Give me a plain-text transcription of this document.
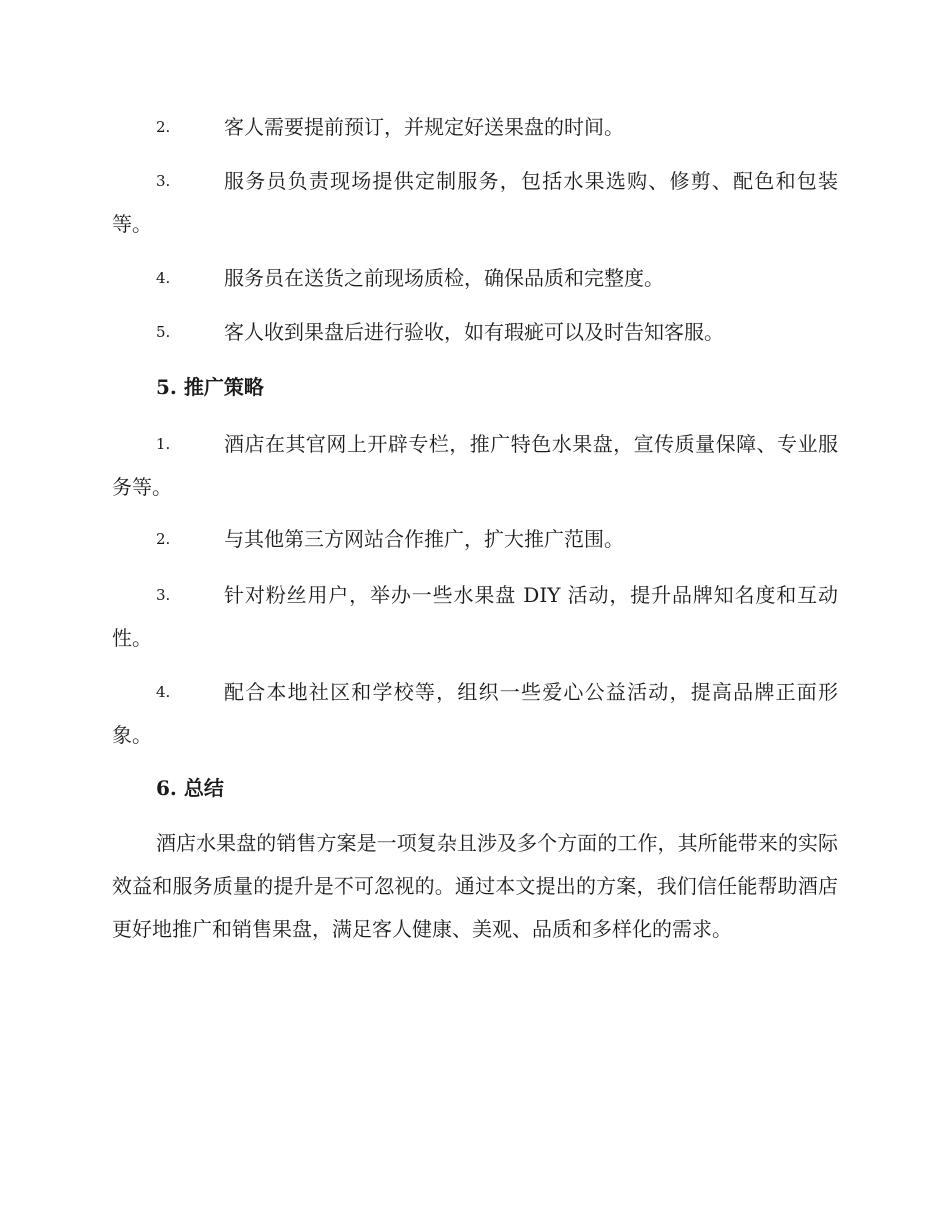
2.	客人需要提前预订，并规定好送果盘的时间。
3.	服务员负责现场提供定制服务，包括水果选购、修剪、配色和包装等。
4.	服务员在送货之前现场质检，确保品质和完整度。
5.	客人收到果盘后进行验收，如有瑕疵可以及时告知客服。
5. 推广策略
1.	酒店在其官网上开辟专栏，推广特色水果盘，宣传质量保障、专业服务等。
2.	与其他第三方网站合作推广，扩大推广范围。
3.	针对粉丝用户，举办一些水果盘 DIY 活动，提升品牌知名度和互动性。
4.	配合本地社区和学校等，组织一些爱心公益活动，提高品牌正面形象。
6. 总结
酒店水果盘的销售方案是一项复杂且涉及多个方面的工作，其所能带来的实际效益和服务质量的提升是不可忽视的。通过本文提出的方案，我们信任能帮助酒店更好地推广和销售果盘，满足客人健康、美观、品质和多样化的需求。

* [Your task]: Output every entry verbatim. Pictures do not belong in the copy.

* [Expected output]:
Give me a plain-text transcription of this document.
2.	客人需要提前预订，并规定好送果盘的时间。
3.	服务员负责现场提供定制服务，包括水果选购、修剪、配色和包装等。
4.	服务员在送货之前现场质检，确保品质和完整度。
5.	客人收到果盘后进行验收，如有瑕疵可以及时告知客服。
5. 推广策略
1.	酒店在其官网上开辟专栏，推广特色水果盘，宣传质量保障、专业服务等。
2.	与其他第三方网站合作推广，扩大推广范围。
3.	针对粉丝用户，举办一些水果盘 DIY 活动，提升品牌知名度和互动性。
4.	配合本地社区和学校等，组织一些爱心公益活动，提高品牌正面形象。
6. 总结
酒店水果盘的销售方案是一项复杂且涉及多个方面的工作，其所能带来的实际效益和服务质量的提升是不可忽视的。通过本文提出的方案，我们信任能帮助酒店更好地推广和销售果盘，满足客人健康、美观、品质和多样化的需求。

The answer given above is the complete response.